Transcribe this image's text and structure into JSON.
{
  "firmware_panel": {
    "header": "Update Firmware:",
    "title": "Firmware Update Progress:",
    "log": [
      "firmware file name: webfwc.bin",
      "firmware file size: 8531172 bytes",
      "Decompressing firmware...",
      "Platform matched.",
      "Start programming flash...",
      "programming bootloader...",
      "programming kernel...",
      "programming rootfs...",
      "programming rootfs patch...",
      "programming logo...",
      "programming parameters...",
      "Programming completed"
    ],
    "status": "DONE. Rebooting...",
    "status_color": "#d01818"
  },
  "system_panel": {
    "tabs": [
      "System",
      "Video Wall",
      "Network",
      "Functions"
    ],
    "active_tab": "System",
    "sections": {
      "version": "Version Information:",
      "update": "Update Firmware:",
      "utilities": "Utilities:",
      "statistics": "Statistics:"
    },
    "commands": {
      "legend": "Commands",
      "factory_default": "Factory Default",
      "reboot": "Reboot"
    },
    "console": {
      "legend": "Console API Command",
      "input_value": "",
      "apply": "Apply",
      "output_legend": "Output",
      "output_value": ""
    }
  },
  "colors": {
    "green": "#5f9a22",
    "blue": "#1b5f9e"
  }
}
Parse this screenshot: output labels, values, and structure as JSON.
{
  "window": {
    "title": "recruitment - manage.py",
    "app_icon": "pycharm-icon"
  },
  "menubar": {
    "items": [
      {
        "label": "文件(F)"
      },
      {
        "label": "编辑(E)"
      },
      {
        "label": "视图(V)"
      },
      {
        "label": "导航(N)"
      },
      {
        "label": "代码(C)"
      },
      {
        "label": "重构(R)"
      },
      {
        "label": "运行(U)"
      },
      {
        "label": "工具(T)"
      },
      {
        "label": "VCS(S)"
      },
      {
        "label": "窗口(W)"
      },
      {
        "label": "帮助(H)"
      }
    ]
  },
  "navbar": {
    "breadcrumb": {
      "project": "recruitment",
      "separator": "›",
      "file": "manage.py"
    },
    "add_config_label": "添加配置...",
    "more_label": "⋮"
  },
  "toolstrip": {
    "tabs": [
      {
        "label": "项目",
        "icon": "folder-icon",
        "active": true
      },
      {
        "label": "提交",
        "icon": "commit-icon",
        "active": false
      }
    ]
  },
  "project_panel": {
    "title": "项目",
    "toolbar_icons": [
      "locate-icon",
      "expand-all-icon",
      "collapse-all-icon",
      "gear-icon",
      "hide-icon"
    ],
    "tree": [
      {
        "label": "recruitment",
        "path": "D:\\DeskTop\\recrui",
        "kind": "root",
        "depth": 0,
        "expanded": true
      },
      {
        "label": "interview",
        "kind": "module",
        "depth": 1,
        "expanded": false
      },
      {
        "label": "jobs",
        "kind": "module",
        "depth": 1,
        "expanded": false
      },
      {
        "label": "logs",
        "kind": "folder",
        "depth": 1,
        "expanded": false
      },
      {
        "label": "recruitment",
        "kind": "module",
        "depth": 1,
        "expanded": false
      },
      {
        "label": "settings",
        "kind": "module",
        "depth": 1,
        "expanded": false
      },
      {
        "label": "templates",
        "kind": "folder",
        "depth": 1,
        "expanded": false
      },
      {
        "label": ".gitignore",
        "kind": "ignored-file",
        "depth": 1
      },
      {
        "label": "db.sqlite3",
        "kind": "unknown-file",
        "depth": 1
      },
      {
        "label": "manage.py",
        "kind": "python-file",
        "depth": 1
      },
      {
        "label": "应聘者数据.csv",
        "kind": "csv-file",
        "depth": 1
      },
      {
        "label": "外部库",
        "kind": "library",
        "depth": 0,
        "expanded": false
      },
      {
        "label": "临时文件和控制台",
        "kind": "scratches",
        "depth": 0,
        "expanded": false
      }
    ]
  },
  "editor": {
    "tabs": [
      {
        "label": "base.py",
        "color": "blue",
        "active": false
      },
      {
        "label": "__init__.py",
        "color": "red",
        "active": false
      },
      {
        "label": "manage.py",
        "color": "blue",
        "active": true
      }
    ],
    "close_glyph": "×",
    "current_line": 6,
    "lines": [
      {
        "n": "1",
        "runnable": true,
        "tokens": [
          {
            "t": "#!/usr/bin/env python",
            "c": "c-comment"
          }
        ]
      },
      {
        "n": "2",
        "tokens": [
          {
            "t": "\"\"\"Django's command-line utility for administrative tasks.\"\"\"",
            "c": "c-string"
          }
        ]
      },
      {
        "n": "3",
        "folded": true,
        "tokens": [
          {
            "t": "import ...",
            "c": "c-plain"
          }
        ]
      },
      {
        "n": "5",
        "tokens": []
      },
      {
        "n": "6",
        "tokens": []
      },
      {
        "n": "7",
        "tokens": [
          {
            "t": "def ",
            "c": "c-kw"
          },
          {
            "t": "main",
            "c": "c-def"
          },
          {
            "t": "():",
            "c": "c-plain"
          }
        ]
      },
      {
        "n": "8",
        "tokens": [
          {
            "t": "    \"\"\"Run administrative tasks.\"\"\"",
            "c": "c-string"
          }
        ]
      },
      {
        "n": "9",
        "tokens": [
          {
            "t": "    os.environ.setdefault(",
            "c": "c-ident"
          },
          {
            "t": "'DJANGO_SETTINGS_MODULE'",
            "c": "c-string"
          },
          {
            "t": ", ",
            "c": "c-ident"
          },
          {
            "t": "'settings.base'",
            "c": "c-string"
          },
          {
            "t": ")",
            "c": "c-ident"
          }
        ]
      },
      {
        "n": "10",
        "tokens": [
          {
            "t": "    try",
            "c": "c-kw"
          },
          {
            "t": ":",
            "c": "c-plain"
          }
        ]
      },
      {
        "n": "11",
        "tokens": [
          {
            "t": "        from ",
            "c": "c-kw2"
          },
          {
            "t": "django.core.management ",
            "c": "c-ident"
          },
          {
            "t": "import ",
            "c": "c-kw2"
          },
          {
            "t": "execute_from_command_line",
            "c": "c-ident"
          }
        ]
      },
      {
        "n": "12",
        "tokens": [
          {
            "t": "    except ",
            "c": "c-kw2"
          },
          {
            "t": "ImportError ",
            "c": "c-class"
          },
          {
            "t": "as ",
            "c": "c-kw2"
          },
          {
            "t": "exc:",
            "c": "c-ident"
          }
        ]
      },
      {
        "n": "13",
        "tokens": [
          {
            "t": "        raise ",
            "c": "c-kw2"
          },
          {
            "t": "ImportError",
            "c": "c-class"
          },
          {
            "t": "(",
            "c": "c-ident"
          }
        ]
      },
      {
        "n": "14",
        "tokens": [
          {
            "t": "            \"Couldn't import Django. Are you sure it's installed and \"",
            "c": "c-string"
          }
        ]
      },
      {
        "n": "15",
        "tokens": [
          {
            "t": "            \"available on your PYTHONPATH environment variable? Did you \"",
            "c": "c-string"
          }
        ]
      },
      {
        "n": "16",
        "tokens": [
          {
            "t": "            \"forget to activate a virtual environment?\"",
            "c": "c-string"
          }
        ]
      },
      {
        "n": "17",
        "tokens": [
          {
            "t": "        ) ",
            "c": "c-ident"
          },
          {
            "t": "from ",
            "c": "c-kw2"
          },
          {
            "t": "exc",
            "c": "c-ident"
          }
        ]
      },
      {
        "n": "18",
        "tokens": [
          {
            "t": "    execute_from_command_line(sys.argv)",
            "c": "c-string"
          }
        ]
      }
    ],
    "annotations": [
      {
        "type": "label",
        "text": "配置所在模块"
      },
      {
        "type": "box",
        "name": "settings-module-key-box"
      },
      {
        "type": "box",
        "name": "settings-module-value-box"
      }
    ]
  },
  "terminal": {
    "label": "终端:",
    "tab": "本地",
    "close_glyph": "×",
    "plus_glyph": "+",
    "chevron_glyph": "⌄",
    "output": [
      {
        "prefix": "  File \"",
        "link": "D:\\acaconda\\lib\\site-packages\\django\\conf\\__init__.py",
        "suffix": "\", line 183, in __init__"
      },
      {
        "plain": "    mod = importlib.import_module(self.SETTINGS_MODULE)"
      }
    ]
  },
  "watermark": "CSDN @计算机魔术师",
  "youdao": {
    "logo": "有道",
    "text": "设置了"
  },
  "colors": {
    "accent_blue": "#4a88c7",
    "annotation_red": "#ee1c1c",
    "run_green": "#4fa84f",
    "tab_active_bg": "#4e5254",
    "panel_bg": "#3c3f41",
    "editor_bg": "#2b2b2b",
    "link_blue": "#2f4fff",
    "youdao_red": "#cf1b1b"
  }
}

----

• **TO DO**
Work through the listing above and report how many lines include the string "true", with no other text.

• **WRITTEN RESPONSE**
5